• **EXERCISE DESCRIPTION**
Search the data for the string "Hjemme" and gather each line it is in.

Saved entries
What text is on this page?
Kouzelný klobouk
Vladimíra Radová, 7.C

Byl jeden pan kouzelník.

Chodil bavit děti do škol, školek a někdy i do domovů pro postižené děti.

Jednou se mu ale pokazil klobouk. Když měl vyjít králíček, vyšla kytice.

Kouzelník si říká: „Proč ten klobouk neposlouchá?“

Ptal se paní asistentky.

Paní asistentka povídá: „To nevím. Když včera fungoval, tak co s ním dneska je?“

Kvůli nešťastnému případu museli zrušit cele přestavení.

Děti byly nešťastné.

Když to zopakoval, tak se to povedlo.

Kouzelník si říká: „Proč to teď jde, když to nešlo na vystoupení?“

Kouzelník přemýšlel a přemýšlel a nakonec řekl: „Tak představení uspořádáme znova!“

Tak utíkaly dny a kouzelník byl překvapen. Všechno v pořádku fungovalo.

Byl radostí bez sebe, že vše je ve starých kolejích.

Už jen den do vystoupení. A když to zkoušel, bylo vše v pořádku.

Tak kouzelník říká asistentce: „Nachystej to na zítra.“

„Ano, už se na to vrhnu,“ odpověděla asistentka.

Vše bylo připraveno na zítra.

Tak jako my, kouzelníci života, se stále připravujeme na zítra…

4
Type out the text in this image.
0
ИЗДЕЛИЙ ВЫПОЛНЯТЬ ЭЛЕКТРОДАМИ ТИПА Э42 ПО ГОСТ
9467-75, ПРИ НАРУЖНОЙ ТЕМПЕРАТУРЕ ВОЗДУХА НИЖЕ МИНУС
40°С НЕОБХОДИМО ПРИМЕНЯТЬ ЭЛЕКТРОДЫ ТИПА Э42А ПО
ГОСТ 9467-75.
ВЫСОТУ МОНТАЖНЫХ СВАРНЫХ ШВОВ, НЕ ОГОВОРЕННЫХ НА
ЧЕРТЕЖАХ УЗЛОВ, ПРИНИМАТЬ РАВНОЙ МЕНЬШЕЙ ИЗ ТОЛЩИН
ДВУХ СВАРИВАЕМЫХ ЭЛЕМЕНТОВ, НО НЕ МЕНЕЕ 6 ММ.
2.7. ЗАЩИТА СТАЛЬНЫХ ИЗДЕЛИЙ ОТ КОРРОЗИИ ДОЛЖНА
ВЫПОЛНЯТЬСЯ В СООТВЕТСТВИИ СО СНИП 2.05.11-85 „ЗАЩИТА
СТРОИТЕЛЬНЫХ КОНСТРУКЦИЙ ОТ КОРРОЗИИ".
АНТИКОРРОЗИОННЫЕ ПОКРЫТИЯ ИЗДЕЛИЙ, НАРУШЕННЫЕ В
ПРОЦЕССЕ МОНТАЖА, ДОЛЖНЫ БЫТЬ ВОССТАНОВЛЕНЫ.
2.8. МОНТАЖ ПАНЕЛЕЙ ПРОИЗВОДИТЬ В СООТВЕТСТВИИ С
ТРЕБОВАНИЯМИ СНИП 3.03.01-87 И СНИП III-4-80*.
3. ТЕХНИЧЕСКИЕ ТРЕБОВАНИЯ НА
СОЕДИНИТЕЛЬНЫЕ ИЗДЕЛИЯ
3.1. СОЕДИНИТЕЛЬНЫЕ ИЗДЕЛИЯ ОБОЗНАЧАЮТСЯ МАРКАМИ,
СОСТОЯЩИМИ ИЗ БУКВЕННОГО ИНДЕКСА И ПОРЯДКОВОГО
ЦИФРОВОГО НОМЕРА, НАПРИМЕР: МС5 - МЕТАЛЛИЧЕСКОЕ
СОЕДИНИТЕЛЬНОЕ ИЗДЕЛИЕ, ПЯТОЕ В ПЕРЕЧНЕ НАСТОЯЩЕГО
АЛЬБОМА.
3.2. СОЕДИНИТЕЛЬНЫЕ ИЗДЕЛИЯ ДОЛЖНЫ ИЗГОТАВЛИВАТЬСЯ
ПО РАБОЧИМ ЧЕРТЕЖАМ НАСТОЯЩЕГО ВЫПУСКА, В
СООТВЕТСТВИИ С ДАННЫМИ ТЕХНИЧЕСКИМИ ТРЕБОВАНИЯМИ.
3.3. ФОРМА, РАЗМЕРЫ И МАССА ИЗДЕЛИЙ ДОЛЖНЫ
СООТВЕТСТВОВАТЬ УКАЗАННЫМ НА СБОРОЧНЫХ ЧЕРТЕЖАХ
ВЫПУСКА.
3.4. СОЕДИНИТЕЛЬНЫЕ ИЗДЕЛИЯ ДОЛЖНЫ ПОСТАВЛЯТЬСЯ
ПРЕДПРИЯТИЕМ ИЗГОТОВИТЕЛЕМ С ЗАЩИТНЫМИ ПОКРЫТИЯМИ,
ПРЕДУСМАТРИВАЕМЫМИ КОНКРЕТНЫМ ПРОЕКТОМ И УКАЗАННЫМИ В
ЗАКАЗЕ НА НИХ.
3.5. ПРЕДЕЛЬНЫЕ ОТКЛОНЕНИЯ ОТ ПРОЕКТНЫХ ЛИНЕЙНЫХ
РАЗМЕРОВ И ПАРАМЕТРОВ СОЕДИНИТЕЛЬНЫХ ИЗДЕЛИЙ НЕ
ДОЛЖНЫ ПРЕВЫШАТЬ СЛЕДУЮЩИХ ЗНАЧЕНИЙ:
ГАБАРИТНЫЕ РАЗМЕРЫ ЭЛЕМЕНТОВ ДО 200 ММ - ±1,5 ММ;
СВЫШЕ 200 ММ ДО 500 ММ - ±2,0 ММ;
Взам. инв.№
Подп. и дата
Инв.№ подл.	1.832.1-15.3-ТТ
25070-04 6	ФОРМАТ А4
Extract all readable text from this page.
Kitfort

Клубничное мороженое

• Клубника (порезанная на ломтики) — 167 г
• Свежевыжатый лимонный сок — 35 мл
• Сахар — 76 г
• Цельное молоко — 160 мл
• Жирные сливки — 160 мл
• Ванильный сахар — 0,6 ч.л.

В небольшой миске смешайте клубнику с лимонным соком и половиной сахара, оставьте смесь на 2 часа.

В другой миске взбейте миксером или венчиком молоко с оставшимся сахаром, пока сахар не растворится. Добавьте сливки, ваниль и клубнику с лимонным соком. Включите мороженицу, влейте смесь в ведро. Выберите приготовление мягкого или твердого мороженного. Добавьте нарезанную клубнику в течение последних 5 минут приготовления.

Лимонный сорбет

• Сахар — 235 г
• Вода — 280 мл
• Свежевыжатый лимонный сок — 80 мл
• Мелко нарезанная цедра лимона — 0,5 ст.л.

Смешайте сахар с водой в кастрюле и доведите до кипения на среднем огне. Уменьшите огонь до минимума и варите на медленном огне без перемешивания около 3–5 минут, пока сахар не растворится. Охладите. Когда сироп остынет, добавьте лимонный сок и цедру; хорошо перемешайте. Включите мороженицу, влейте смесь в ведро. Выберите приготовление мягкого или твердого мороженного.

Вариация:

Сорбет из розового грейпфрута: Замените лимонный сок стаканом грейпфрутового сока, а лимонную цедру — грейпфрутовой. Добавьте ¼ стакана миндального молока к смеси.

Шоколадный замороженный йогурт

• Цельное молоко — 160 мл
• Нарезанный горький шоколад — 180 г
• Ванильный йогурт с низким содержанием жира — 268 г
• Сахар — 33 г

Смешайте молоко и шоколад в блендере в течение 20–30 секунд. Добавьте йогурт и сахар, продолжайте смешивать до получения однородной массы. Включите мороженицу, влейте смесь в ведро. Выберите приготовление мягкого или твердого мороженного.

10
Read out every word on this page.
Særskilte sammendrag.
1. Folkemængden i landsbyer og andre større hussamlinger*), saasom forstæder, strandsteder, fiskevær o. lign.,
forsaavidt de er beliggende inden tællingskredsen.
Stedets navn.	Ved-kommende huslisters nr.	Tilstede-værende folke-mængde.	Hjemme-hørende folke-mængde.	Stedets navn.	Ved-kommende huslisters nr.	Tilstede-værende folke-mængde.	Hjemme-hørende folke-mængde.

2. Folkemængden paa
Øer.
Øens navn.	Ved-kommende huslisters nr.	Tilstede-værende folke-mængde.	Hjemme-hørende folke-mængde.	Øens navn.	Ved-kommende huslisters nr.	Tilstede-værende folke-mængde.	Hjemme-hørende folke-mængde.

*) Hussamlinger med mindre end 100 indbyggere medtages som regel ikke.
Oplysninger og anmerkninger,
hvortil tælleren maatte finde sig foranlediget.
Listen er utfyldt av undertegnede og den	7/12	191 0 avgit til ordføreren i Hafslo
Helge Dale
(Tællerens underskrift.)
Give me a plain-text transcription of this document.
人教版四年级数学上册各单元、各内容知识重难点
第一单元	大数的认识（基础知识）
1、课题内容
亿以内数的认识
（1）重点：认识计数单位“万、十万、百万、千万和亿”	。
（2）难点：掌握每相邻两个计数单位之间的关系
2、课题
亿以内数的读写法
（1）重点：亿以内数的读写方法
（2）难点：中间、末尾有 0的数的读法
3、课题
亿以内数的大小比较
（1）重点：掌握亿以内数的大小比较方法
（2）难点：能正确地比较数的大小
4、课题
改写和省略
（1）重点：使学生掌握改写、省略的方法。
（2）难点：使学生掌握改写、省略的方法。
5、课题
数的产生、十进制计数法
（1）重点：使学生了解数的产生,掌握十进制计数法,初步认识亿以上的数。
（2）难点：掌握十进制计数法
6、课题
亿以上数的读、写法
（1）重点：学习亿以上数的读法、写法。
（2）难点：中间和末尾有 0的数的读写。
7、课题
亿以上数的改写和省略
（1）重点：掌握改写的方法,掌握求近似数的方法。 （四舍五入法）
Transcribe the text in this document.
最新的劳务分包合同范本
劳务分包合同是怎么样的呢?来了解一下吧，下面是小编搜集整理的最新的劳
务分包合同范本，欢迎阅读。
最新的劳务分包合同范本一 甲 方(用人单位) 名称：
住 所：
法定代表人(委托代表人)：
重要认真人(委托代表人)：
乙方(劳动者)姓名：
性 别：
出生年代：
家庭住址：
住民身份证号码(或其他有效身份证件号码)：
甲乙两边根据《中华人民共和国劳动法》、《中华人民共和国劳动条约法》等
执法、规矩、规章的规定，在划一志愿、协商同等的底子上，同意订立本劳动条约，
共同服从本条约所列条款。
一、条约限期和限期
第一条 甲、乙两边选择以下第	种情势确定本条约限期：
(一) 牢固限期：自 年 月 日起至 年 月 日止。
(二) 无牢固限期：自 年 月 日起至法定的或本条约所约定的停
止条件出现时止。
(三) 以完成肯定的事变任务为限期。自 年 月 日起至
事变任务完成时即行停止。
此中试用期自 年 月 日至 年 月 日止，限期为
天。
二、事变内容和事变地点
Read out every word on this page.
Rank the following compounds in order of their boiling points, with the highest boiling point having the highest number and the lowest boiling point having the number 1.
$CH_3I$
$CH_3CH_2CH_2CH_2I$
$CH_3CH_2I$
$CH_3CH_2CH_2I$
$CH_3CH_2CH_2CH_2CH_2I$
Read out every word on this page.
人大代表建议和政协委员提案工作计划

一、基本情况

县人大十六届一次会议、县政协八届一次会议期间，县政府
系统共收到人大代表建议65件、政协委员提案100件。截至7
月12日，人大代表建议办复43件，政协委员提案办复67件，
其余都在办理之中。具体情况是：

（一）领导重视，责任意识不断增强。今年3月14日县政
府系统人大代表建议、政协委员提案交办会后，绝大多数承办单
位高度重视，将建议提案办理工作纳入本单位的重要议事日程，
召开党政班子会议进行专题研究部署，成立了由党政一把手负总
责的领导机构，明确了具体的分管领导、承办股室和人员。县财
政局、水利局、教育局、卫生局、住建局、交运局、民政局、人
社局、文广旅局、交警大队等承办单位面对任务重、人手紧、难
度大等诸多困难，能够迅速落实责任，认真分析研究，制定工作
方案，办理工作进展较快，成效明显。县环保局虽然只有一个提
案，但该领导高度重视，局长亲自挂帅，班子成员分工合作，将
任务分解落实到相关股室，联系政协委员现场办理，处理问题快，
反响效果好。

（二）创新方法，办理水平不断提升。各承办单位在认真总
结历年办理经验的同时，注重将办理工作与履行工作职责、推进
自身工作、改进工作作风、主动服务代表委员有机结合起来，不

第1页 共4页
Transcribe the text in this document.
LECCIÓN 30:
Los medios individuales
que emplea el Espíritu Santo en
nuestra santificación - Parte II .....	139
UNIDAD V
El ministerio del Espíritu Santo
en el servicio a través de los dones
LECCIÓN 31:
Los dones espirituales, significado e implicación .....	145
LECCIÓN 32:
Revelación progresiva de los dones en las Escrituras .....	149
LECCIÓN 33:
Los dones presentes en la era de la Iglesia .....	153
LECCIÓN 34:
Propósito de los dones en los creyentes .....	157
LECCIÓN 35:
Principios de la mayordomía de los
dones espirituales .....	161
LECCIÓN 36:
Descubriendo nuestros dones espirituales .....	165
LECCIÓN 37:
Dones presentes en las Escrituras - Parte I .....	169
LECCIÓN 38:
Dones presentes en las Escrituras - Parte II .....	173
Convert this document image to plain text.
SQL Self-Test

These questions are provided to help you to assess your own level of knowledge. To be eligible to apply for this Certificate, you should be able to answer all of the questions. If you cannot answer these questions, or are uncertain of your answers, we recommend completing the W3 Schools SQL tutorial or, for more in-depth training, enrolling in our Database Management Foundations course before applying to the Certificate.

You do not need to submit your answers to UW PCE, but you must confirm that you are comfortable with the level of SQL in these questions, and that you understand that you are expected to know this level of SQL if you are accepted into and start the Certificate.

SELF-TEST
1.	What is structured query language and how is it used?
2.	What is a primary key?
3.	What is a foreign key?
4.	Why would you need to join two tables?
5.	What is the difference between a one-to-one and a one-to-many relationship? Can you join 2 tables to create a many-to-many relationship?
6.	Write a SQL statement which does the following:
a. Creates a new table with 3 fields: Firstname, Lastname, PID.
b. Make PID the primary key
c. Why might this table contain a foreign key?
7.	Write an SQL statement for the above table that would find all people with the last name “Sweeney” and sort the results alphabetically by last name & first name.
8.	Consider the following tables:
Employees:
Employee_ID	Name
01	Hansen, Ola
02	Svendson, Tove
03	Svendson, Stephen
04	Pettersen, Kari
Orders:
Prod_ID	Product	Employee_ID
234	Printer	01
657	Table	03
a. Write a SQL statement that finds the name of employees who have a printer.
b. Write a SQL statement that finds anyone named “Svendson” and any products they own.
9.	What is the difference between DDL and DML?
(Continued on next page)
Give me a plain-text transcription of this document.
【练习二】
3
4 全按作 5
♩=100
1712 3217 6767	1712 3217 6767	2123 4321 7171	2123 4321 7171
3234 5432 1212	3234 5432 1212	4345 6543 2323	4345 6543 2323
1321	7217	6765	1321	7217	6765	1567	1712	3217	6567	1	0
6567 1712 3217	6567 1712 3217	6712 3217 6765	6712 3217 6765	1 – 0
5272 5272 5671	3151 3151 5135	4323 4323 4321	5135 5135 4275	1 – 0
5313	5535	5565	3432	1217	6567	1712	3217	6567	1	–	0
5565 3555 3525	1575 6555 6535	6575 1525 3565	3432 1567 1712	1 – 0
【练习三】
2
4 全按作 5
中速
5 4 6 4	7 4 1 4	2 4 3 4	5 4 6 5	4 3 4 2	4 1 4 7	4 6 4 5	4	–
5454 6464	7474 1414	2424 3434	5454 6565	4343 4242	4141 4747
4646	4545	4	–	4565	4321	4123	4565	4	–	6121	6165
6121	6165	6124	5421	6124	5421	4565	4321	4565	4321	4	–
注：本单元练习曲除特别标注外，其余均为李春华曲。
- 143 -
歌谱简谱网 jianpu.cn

• **EXERCISE OUTPUT**
Stedets navn.	Ved-kommende huslisters nr.	Tilstede-værende folke-mængde.	Hjemme-hørende folke-mængde.	Stedets navn.	Ved-kommende huslisters nr.	Tilstede-værende folke-mængde.	Hjemme-hørende folke-mængde.
Øens navn.	Ved-kommende huslisters nr.	Tilstede-værende folke-mængde.	Hjemme-hørende folke-mængde.	Øens navn.	Ved-kommende huslisters nr.	Tilstede-værende folke-mængde.	Hjemme-hørende folke-mængde.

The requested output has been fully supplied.